EXERCISE DETAILS
Check each line of the records below and collect those that include the word "content".

Dataset rows:
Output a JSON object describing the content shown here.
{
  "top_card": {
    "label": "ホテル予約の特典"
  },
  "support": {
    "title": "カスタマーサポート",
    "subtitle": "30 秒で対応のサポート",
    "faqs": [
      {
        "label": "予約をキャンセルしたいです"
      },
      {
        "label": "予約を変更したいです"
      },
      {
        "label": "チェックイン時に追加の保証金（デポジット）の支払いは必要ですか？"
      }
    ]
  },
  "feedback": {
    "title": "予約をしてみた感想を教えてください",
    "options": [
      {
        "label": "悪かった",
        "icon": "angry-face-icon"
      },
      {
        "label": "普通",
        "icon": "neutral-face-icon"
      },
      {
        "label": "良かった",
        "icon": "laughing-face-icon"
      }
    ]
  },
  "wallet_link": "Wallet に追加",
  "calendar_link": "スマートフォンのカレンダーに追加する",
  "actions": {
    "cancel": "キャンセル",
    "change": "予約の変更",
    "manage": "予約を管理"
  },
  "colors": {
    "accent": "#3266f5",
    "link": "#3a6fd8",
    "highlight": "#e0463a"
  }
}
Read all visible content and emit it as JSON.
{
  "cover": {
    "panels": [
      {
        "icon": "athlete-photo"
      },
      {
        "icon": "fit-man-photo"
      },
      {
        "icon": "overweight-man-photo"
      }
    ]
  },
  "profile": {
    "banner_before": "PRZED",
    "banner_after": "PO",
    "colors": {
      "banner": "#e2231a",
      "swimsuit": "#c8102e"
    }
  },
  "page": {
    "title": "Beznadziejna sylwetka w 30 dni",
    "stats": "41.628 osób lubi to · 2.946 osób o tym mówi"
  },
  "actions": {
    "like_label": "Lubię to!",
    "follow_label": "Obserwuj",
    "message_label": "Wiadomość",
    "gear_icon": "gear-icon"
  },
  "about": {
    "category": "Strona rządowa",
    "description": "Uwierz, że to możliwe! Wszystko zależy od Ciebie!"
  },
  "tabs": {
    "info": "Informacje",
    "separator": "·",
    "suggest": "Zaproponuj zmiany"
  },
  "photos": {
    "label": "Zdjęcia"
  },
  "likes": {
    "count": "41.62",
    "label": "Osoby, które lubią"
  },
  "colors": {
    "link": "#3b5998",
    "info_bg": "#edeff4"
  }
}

SOLUTION TO THIS PROBLEM
Output a JSON object describing the content shown here.
Read all visible content and emit it as JSON.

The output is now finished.